Extract the records in full, leaving every picture out.

● ● ● ● ● ● ●

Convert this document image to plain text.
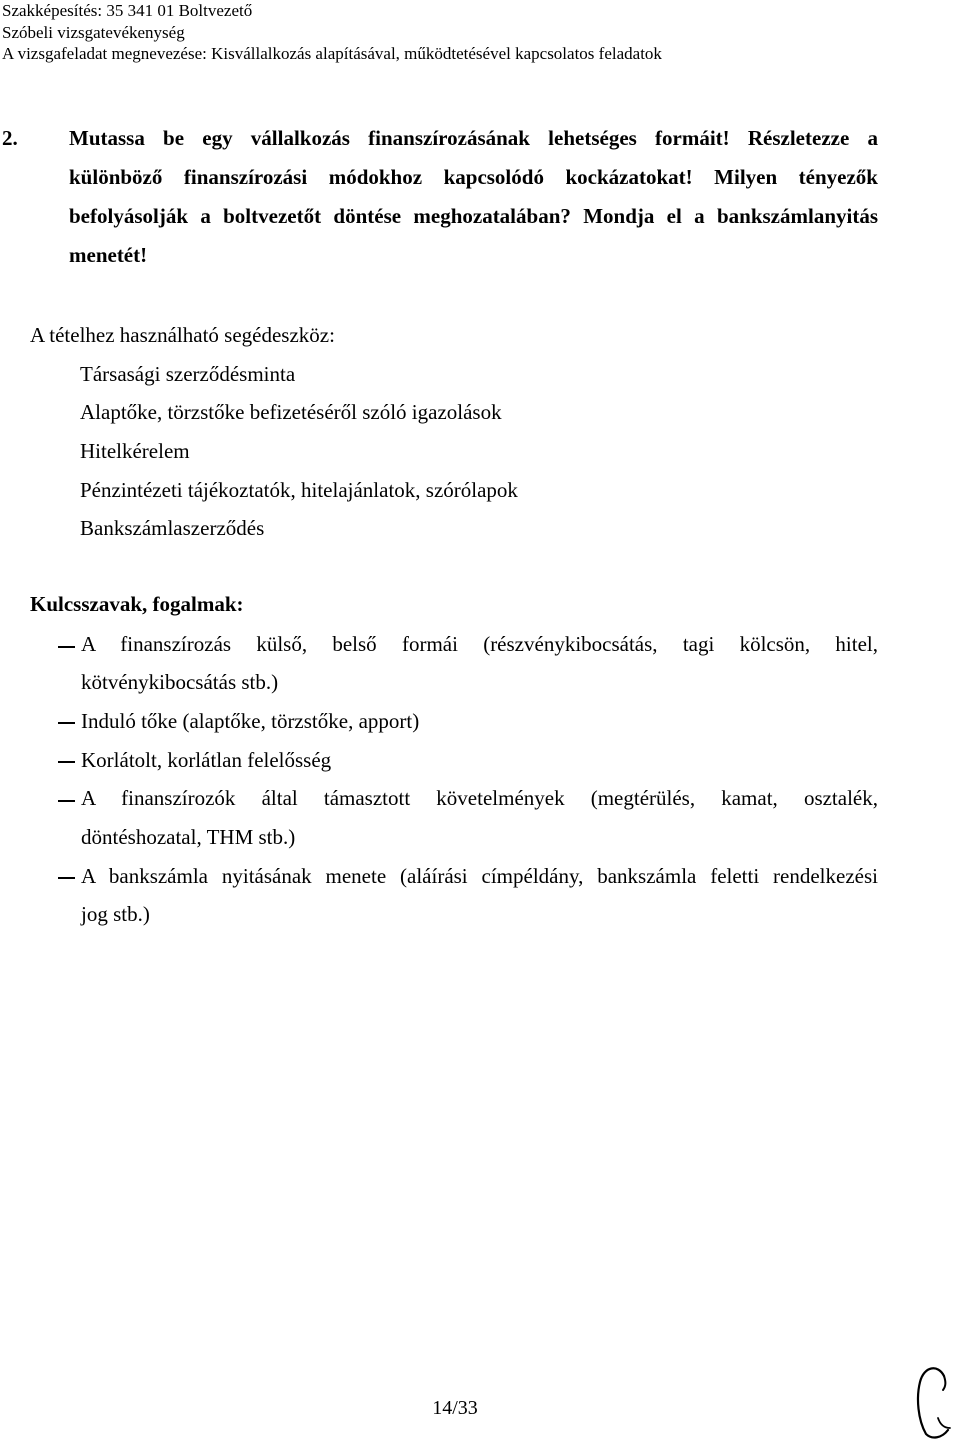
Szakképesítés: 35 341 01 Boltvezető
Szóbeli vizsgatevékenység
A vizsgafeladat megnevezése: Kisvállalkozás alapításával, működtetésével kapcsolatos feladatok
2. Mutassa be egy vállalkozás finanszírozásának lehetséges formáit! Részletezze a
különböző finanszírozási módokhoz kapcsolódó kockázatokat! Milyen tényezők
befolyásolják a boltvezetőt döntése meghozatalában? Mondja el a bankszámlanyitás
menetét!
A tételhez használható segédeszköz:
Társasági szerződésminta
Alaptőke, törzstőke befizetéséről szóló igazolások
Hitelkérelem
Pénzintézeti tájékoztatók, hitelajánlatok, szórólapok
Bankszámlaszerződés
Kulcsszavak, fogalmak:
A finanszírozás külső, belső formái (részvénykibocsátás, tagi kölcsön, hitel,
kötvénykibocsátás stb.)
Induló tőke (alaptőke, törzstőke, apport)
Korlátolt, korlátlan felelősség
A finanszírozók által támasztott követelmények (megtérülés, kamat, osztalék,
döntéshozatal, THM stb.)
A bankszámla nyitásának menete (aláírási címpéldány, bankszámla feletti rendelkezési
jog stb.)
14/33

● ● ● ● ● ● ●

(RESULT BELOW):
Convert this document image to plain text.
Szakképesítés: 35 341 01 Boltvezető
Szóbeli vizsgatevékenység
A vizsgafeladat megnevezése: Kisvállalkozás alapításával, működtetésével kapcsolatos feladatok
2. Mutassa be egy vállalkozás finanszírozásának lehetséges formáit! Részletezze a
különböző finanszírozási módokhoz kapcsolódó kockázatokat! Milyen tényezők
befolyásolják a boltvezetőt döntése meghozatalában? Mondja el a bankszámlanyitás
menetét!
A tételhez használható segédeszköz:
Társasági szerződésminta
Alaptőke, törzstőke befizetéséről szóló igazolások
Hitelkérelem
Pénzintézeti tájékoztatók, hitelajánlatok, szórólapok
Bankszámlaszerződés
Kulcsszavak, fogalmak:
A finanszírozás külső, belső formái (részvénykibocsátás, tagi kölcsön, hitel,
kötvénykibocsátás stb.)
Induló tőke (alaptőke, törzstőke, apport)
Korlátolt, korlátlan felelősség
A finanszírozók által támasztott követelmények (megtérülés, kamat, osztalék,
döntéshozatal, THM stb.)
A bankszámla nyitásának menete (aláírási címpéldány, bankszámla feletti rendelkezési
jog stb.)
14/33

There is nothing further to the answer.